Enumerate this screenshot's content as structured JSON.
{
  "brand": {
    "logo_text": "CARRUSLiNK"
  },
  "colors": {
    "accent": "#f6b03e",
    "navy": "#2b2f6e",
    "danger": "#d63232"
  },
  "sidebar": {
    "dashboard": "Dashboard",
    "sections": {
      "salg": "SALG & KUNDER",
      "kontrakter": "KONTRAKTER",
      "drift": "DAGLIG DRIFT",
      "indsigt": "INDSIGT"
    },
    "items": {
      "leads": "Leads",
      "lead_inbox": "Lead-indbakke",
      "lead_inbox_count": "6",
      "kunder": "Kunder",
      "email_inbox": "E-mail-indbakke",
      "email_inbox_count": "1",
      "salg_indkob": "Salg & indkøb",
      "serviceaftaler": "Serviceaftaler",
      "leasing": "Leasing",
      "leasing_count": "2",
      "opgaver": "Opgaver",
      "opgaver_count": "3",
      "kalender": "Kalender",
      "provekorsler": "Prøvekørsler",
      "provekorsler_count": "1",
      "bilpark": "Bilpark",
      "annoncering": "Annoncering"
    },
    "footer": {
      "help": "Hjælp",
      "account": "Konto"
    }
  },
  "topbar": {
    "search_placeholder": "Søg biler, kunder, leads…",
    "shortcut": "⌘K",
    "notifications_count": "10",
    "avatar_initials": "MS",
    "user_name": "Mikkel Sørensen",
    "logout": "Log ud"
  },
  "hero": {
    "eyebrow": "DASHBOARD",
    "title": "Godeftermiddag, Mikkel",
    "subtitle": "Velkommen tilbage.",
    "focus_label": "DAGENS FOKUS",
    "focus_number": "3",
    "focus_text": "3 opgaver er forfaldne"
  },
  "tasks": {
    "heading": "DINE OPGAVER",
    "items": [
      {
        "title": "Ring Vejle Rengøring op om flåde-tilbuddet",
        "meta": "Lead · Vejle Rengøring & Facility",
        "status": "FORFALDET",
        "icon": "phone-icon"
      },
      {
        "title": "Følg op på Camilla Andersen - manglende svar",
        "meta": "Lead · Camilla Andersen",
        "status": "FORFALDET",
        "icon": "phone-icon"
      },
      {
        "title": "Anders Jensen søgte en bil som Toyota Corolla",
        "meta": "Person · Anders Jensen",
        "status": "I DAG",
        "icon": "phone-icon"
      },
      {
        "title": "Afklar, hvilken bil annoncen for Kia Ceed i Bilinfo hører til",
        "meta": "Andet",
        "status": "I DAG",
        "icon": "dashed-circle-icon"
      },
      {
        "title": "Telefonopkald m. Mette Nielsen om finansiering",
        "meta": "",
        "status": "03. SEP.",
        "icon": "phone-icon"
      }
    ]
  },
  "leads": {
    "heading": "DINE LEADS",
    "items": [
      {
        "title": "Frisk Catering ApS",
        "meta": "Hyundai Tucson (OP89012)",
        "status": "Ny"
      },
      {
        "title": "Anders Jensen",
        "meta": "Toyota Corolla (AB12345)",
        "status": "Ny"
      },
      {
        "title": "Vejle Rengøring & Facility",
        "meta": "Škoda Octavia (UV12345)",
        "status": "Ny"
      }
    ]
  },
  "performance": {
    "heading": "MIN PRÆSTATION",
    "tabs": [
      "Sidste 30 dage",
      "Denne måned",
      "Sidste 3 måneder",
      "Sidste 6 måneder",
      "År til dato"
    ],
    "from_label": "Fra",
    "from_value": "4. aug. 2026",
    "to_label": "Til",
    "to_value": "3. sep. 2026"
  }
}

→ Problem statement: Every record above needs to be repeated word for word.

→ Exercise solution:
Enumerate this screenshot's content as structured JSON.
{
  "brand": {
    "logo_text": "CARRUSLiNK"
  },
  "colors": {
    "accent": "#f6b03e",
    "navy": "#2b2f6e",
    "danger": "#d63232"
  },
  "sidebar": {
    "dashboard": "Dashboard",
    "sections": {
      "salg": "SALG & KUNDER",
      "kontrakter": "KONTRAKTER",
      "drift": "DAGLIG DRIFT",
      "indsigt": "INDSIGT"
    },
    "items": {
      "leads": "Leads",
      "lead_inbox": "Lead-indbakke",
      "lead_inbox_count": "6",
      "kunder": "Kunder",
      "email_inbox": "E-mail-indbakke",
      "email_inbox_count": "1",
      "salg_indkob": "Salg & indkøb",
      "serviceaftaler": "Serviceaftaler",
      "leasing": "Leasing",
      "leasing_count": "2",
      "opgaver": "Opgaver",
      "opgaver_count": "3",
      "kalender": "Kalender",
      "provekorsler": "Prøvekørsler",
      "provekorsler_count": "1",
      "bilpark": "Bilpark",
      "annoncering": "Annoncering"
    },
    "footer": {
      "help": "Hjælp",
      "account": "Konto"
    }
  },
  "topbar": {
    "search_placeholder": "Søg biler, kunder, leads…",
    "shortcut": "⌘K",
    "notifications_count": "10",
    "avatar_initials": "MS",
    "user_name": "Mikkel Sørensen",
    "logout": "Log ud"
  },
  "hero": {
    "eyebrow": "DASHBOARD",
    "title": "Godeftermiddag, Mikkel",
    "subtitle": "Velkommen tilbage.",
    "focus_label": "DAGENS FOKUS",
    "focus_number": "3",
    "focus_text": "3 opgaver er forfaldne"
  },
  "tasks": {
    "heading": "DINE OPGAVER",
    "items": [
      {
        "title": "Ring Vejle Rengøring op om flåde-tilbuddet",
        "meta": "Lead · Vejle Rengøring & Facility",
        "status": "FORFALDET",
        "icon": "phone-icon"
      },
      {
        "title": "Følg op på Camilla Andersen - manglende svar",
        "meta": "Lead · Camilla Andersen",
        "status": "FORFALDET",
        "icon": "phone-icon"
      },
      {
        "title": "Anders Jensen søgte en bil som Toyota Corolla",
        "meta": "Person · Anders Jensen",
        "status": "I DAG",
        "icon": "phone-icon"
      },
      {
        "title": "Afklar, hvilken bil annoncen for Kia Ceed i Bilinfo hører til",
        "meta": "Andet",
        "status": "I DAG",
        "icon": "dashed-circle-icon"
      },
      {
        "title": "Telefonopkald m. Mette Nielsen om finansiering",
        "meta": "",
        "status": "03. SEP.",
        "icon": "phone-icon"
      }
    ]
  },
  "leads": {
    "heading": "DINE LEADS",
    "items": [
      {
        "title": "Frisk Catering ApS",
        "meta": "Hyundai Tucson (OP89012)",
        "status": "Ny"
      },
      {
        "title": "Anders Jensen",
        "meta": "Toyota Corolla (AB12345)",
        "status": "Ny"
      },
      {
        "title": "Vejle Rengøring & Facility",
        "meta": "Škoda Octavia (UV12345)",
        "status": "Ny"
      }
    ]
  },
  "performance": {
    "heading": "MIN PRÆSTATION",
    "tabs": [
      "Sidste 30 dage",
      "Denne måned",
      "Sidste 3 måneder",
      "Sidste 6 måneder",
      "År til dato"
    ],
    "from_label": "Fra",
    "from_value": "4. aug. 2026",
    "to_label": "Til",
    "to_value": "3. sep. 2026"
  }
}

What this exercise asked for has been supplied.